==== Excerpted data ====

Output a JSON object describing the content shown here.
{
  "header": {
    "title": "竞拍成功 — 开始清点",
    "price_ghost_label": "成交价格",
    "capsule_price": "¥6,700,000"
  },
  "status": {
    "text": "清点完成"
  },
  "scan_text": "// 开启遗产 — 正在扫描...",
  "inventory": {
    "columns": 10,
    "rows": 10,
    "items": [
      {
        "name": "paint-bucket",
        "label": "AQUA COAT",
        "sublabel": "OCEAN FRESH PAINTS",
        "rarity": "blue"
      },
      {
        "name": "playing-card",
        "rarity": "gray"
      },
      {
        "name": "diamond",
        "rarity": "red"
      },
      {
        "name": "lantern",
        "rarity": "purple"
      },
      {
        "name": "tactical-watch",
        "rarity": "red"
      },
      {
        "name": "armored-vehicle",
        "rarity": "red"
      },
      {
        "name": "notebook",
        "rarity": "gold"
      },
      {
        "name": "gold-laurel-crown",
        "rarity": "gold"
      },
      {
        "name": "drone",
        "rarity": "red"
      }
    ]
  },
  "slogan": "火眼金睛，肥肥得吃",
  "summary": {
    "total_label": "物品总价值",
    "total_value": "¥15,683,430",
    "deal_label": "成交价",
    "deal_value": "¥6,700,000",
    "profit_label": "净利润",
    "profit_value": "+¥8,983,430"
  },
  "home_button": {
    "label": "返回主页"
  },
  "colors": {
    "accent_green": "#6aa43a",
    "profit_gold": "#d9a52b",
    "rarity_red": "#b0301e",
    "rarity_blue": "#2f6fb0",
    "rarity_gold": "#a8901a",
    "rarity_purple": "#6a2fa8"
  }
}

====

# Given instruction
Whichever lines contain the string "name", select and copy them.

# Written answer
        "name": "paint-bucket",
        "name": "playing-card",
        "name": "diamond",
        "name": "lantern",
        "name": "tactical-watch",
        "name": "armored-vehicle",
        "name": "notebook",
        "name": "gold-laurel-crown",
        "name": "drone",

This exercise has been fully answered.